─── SUPPLIED MATERIAL ───

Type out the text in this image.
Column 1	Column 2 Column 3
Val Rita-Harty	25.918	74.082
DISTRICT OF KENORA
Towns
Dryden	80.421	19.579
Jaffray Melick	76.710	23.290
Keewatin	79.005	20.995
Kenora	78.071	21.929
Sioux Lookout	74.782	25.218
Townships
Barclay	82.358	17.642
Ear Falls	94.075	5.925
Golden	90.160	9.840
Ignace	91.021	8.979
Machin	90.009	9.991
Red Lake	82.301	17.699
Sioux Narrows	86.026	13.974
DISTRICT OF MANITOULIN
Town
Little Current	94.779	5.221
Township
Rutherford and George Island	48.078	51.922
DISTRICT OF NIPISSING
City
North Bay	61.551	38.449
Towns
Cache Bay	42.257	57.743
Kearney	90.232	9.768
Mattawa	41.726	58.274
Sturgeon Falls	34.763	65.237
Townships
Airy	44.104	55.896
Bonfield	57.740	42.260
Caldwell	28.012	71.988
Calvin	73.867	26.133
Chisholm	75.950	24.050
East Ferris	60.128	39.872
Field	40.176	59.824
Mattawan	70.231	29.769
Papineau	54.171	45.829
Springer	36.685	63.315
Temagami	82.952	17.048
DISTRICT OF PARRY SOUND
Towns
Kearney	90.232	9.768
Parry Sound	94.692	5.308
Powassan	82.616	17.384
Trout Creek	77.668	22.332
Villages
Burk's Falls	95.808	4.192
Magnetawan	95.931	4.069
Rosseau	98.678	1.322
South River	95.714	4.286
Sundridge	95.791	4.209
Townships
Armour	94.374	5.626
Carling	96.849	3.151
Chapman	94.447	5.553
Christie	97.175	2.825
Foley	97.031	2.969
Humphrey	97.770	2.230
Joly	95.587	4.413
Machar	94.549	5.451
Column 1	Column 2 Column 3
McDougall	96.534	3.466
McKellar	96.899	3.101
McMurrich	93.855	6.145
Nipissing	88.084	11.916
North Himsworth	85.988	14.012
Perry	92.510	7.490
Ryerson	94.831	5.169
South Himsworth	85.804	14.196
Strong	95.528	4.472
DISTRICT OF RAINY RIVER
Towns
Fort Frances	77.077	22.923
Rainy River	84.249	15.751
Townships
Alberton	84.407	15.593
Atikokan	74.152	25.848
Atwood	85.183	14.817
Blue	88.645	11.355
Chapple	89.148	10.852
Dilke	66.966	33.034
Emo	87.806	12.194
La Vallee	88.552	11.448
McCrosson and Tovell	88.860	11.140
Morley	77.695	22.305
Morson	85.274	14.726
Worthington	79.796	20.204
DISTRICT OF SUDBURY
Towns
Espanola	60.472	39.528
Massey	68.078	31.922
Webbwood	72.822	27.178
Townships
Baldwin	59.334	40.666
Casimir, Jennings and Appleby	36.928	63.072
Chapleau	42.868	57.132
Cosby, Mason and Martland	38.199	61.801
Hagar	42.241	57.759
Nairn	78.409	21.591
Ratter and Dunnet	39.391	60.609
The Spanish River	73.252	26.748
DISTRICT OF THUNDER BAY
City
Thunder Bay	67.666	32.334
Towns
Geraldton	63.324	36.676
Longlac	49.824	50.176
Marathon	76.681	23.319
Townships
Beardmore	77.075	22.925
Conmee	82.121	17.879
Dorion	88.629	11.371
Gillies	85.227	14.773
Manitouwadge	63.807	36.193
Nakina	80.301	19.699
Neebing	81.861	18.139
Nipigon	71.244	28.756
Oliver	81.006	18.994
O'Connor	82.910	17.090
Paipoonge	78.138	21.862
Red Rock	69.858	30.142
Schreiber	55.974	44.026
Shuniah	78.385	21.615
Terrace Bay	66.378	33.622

───

** WRITTEN PROBLEM **
The records above should be restated word for word, please.

** COMPLETE RESPONSE **
Type out the text in this image.
Column 1	Column 2 Column 3
Val Rita-Harty	25.918	74.082
DISTRICT OF KENORA
Towns
Dryden	80.421	19.579
Jaffray Melick	76.710	23.290
Keewatin	79.005	20.995
Kenora	78.071	21.929
Sioux Lookout	74.782	25.218
Townships
Barclay	82.358	17.642
Ear Falls	94.075	5.925
Golden	90.160	9.840
Ignace	91.021	8.979
Machin	90.009	9.991
Red Lake	82.301	17.699
Sioux Narrows	86.026	13.974
DISTRICT OF MANITOULIN
Town
Little Current	94.779	5.221
Township
Rutherford and George Island	48.078	51.922
DISTRICT OF NIPISSING
City
North Bay	61.551	38.449
Towns
Cache Bay	42.257	57.743
Kearney	90.232	9.768
Mattawa	41.726	58.274
Sturgeon Falls	34.763	65.237
Townships
Airy	44.104	55.896
Bonfield	57.740	42.260
Caldwell	28.012	71.988
Calvin	73.867	26.133
Chisholm	75.950	24.050
East Ferris	60.128	39.872
Field	40.176	59.824
Mattawan	70.231	29.769
Papineau	54.171	45.829
Springer	36.685	63.315
Temagami	82.952	17.048
DISTRICT OF PARRY SOUND
Towns
Kearney	90.232	9.768
Parry Sound	94.692	5.308
Powassan	82.616	17.384
Trout Creek	77.668	22.332
Villages
Burk's Falls	95.808	4.192
Magnetawan	95.931	4.069
Rosseau	98.678	1.322
South River	95.714	4.286
Sundridge	95.791	4.209
Townships
Armour	94.374	5.626
Carling	96.849	3.151
Chapman	94.447	5.553
Christie	97.175	2.825
Foley	97.031	2.969
Humphrey	97.770	2.230
Joly	95.587	4.413
Machar	94.549	5.451
Column 1	Column 2 Column 3
McDougall	96.534	3.466
McKellar	96.899	3.101
McMurrich	93.855	6.145
Nipissing	88.084	11.916
North Himsworth	85.988	14.012
Perry	92.510	7.490
Ryerson	94.831	5.169
South Himsworth	85.804	14.196
Strong	95.528	4.472
DISTRICT OF RAINY RIVER
Towns
Fort Frances	77.077	22.923
Rainy River	84.249	15.751
Townships
Alberton	84.407	15.593
Atikokan	74.152	25.848
Atwood	85.183	14.817
Blue	88.645	11.355
Chapple	89.148	10.852
Dilke	66.966	33.034
Emo	87.806	12.194
La Vallee	88.552	11.448
McCrosson and Tovell	88.860	11.140
Morley	77.695	22.305
Morson	85.274	14.726
Worthington	79.796	20.204
DISTRICT OF SUDBURY
Towns
Espanola	60.472	39.528
Massey	68.078	31.922
Webbwood	72.822	27.178
Townships
Baldwin	59.334	40.666
Casimir, Jennings and Appleby	36.928	63.072
Chapleau	42.868	57.132
Cosby, Mason and Martland	38.199	61.801
Hagar	42.241	57.759
Nairn	78.409	21.591
Ratter and Dunnet	39.391	60.609
The Spanish River	73.252	26.748
DISTRICT OF THUNDER BAY
City
Thunder Bay	67.666	32.334
Towns
Geraldton	63.324	36.676
Longlac	49.824	50.176
Marathon	76.681	23.319
Townships
Beardmore	77.075	22.925
Conmee	82.121	17.879
Dorion	88.629	11.371
Gillies	85.227	14.773
Manitouwadge	63.807	36.193
Nakina	80.301	19.699
Neebing	81.861	18.139
Nipigon	71.244	28.756
Oliver	81.006	18.994
O'Connor	82.910	17.090
Paipoonge	78.138	21.862
Red Rock	69.858	30.142
Schreiber	55.974	44.026
Shuniah	78.385	21.615
Terrace Bay	66.378	33.622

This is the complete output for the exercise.